#### Exercise directions:
An exact copy of every record is needed.

(Entries taken from a collection)

......

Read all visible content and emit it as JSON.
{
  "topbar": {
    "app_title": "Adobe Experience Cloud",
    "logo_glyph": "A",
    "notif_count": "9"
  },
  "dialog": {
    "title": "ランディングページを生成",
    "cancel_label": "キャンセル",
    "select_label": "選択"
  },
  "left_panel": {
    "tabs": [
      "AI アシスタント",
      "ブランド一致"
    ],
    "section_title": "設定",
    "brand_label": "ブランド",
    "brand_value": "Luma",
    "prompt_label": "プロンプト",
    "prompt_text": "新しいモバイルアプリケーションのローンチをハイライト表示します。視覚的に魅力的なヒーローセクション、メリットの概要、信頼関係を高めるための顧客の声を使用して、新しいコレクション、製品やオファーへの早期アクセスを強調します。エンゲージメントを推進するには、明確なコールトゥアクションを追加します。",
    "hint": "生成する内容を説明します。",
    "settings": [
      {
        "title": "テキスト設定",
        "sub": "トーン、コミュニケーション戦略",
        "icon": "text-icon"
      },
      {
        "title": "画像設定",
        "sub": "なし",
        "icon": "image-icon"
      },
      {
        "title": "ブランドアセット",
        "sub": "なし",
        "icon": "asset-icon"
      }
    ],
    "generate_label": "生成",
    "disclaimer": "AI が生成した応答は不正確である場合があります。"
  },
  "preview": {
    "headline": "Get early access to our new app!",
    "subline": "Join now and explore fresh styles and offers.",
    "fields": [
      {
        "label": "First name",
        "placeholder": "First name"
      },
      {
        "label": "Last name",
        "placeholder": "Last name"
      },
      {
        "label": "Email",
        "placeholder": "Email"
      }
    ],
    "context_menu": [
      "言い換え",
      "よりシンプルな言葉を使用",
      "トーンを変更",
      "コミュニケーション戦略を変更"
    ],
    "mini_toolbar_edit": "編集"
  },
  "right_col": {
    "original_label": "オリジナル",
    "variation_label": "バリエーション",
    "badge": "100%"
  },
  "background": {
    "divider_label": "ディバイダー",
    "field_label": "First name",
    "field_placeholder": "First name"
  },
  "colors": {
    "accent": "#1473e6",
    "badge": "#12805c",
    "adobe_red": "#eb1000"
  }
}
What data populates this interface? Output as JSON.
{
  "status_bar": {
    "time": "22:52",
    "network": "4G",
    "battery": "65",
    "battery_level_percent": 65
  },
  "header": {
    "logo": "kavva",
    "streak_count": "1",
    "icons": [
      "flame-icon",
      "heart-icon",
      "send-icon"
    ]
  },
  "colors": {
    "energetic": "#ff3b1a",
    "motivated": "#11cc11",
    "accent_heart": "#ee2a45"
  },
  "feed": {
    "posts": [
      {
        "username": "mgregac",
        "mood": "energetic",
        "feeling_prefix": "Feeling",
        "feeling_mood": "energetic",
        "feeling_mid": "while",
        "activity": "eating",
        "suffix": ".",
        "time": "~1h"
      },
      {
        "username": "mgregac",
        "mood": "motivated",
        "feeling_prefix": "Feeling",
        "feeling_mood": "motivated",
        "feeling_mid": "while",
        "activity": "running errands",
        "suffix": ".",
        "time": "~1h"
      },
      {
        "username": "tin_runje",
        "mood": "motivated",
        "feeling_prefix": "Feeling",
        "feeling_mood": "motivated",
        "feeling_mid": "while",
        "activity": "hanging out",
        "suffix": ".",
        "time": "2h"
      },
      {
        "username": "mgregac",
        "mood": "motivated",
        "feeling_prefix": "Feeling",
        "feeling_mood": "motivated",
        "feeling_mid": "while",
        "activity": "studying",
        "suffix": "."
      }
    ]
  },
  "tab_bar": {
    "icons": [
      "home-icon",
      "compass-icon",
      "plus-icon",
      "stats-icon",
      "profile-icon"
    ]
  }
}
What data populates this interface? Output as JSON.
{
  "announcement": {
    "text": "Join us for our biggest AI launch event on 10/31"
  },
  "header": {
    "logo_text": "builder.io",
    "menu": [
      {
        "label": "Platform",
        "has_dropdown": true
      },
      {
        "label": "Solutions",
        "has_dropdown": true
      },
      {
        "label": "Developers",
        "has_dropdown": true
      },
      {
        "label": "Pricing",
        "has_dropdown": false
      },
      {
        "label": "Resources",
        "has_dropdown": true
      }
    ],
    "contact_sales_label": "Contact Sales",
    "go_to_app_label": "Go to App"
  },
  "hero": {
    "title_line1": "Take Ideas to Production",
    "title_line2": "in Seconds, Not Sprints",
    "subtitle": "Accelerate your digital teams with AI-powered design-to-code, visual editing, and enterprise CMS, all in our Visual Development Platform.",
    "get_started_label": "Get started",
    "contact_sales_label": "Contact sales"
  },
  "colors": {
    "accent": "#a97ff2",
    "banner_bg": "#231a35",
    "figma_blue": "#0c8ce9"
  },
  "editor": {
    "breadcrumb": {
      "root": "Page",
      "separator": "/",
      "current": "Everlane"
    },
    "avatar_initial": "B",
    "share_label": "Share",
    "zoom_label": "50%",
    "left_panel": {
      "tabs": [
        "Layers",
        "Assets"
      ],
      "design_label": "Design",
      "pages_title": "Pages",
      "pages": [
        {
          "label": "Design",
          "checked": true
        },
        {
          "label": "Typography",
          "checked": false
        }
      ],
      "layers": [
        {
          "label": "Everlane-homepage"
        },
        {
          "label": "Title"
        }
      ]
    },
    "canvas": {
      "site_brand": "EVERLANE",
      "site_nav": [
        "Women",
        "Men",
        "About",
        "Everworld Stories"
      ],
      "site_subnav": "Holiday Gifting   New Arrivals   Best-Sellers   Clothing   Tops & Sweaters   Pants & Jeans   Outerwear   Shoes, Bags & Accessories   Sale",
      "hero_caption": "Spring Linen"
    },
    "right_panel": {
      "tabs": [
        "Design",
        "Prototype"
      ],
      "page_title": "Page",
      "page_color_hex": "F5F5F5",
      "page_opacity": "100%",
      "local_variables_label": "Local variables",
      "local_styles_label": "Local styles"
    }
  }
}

......

#### Solution to this task:
Read all visible content and emit it as JSON.
{
  "topbar": {
    "app_title": "Adobe Experience Cloud",
    "logo_glyph": "A",
    "notif_count": "9"
  },
  "dialog": {
    "title": "ランディングページを生成",
    "cancel_label": "キャンセル",
    "select_label": "選択"
  },
  "left_panel": {
    "tabs": [
      "AI アシスタント",
      "ブランド一致"
    ],
    "section_title": "設定",
    "brand_label": "ブランド",
    "brand_value": "Luma",
    "prompt_label": "プロンプト",
    "prompt_text": "新しいモバイルアプリケーションのローンチをハイライト表示します。視覚的に魅力的なヒーローセクション、メリットの概要、信頼関係を高めるための顧客の声を使用して、新しいコレクション、製品やオファーへの早期アクセスを強調します。エンゲージメントを推進するには、明確なコールトゥアクションを追加します。",
    "hint": "生成する内容を説明します。",
    "settings": [
      {
        "title": "テキスト設定",
        "sub": "トーン、コミュニケーション戦略",
        "icon": "text-icon"
      },
      {
        "title": "画像設定",
        "sub": "なし",
        "icon": "image-icon"
      },
      {
        "title": "ブランドアセット",
        "sub": "なし",
        "icon": "asset-icon"
      }
    ],
    "generate_label": "生成",
    "disclaimer": "AI が生成した応答は不正確である場合があります。"
  },
  "preview": {
    "headline": "Get early access to our new app!",
    "subline": "Join now and explore fresh styles and offers.",
    "fields": [
      {
        "label": "First name",
        "placeholder": "First name"
      },
      {
        "label": "Last name",
        "placeholder": "Last name"
      },
      {
        "label": "Email",
        "placeholder": "Email"
      }
    ],
    "context_menu": [
      "言い換え",
      "よりシンプルな言葉を使用",
      "トーンを変更",
      "コミュニケーション戦略を変更"
    ],
    "mini_toolbar_edit": "編集"
  },
  "right_col": {
    "original_label": "オリジナル",
    "variation_label": "バリエーション",
    "badge": "100%"
  },
  "background": {
    "divider_label": "ディバイダー",
    "field_label": "First name",
    "field_placeholder": "First name"
  },
  "colors": {
    "accent": "#1473e6",
    "badge": "#12805c",
    "adobe_red": "#eb1000"
  }
}
What data populates this interface? Output as JSON.
{
  "status_bar": {
    "time": "22:52",
    "network": "4G",
    "battery": "65",
    "battery_level_percent": 65
  },
  "header": {
    "logo": "kavva",
    "streak_count": "1",
    "icons": [
      "flame-icon",
      "heart-icon",
      "send-icon"
    ]
  },
  "colors": {
    "energetic": "#ff3b1a",
    "motivated": "#11cc11",
    "accent_heart": "#ee2a45"
  },
  "feed": {
    "posts": [
      {
        "username": "mgregac",
        "mood": "energetic",
        "feeling_prefix": "Feeling",
        "feeling_mood": "energetic",
        "feeling_mid": "while",
        "activity": "eating",
        "suffix": ".",
        "time": "~1h"
      },
      {
        "username": "mgregac",
        "mood": "motivated",
        "feeling_prefix": "Feeling",
        "feeling_mood": "motivated",
        "feeling_mid": "while",
        "activity": "running errands",
        "suffix": ".",
        "time": "~1h"
      },
      {
        "username": "tin_runje",
        "mood": "motivated",
        "feeling_prefix": "Feeling",
        "feeling_mood": "motivated",
        "feeling_mid": "while",
        "activity": "hanging out",
        "suffix": ".",
        "time": "2h"
      },
      {
        "username": "mgregac",
        "mood": "motivated",
        "feeling_prefix": "Feeling",
        "feeling_mood": "motivated",
        "feeling_mid": "while",
        "activity": "studying",
        "suffix": "."
      }
    ]
  },
  "tab_bar": {
    "icons": [
      "home-icon",
      "compass-icon",
      "plus-icon",
      "stats-icon",
      "profile-icon"
    ]
  }
}
What data populates this interface? Output as JSON.
{
  "announcement": {
    "text": "Join us for our biggest AI launch event on 10/31"
  },
  "header": {
    "logo_text": "builder.io",
    "menu": [
      {
        "label": "Platform",
        "has_dropdown": true
      },
      {
        "label": "Solutions",
        "has_dropdown": true
      },
      {
        "label": "Developers",
        "has_dropdown": true
      },
      {
        "label": "Pricing",
        "has_dropdown": false
      },
      {
        "label": "Resources",
        "has_dropdown": true
      }
    ],
    "contact_sales_label": "Contact Sales",
    "go_to_app_label": "Go to App"
  },
  "hero": {
    "title_line1": "Take Ideas to Production",
    "title_line2": "in Seconds, Not Sprints",
    "subtitle": "Accelerate your digital teams with AI-powered design-to-code, visual editing, and enterprise CMS, all in our Visual Development Platform.",
    "get_started_label": "Get started",
    "contact_sales_label": "Contact sales"
  },
  "colors": {
    "accent": "#a97ff2",
    "banner_bg": "#231a35",
    "figma_blue": "#0c8ce9"
  },
  "editor": {
    "breadcrumb": {
      "root": "Page",
      "separator": "/",
      "current": "Everlane"
    },
    "avatar_initial": "B",
    "share_label": "Share",
    "zoom_label": "50%",
    "left_panel": {
      "tabs": [
        "Layers",
        "Assets"
      ],
      "design_label": "Design",
      "pages_title": "Pages",
      "pages": [
        {
          "label": "Design",
          "checked": true
        },
        {
          "label": "Typography",
          "checked": false
        }
      ],
      "layers": [
        {
          "label": "Everlane-homepage"
        },
        {
          "label": "Title"
        }
      ]
    },
    "canvas": {
      "site_brand": "EVERLANE",
      "site_nav": [
        "Women",
        "Men",
        "About",
        "Everworld Stories"
      ],
      "site_subnav": "Holiday Gifting   New Arrivals   Best-Sellers   Clothing   Tops & Sweaters   Pants & Jeans   Outerwear   Shoes, Bags & Accessories   Sale",
      "hero_caption": "Spring Linen"
    },
    "right_panel": {
      "tabs": [
        "Design",
        "Prototype"
      ],
      "page_title": "Page",
      "page_color_hex": "F5F5F5",
      "page_opacity": "100%",
      "local_variables_label": "Local variables",
      "local_styles_label": "Local styles"
    }
  }
}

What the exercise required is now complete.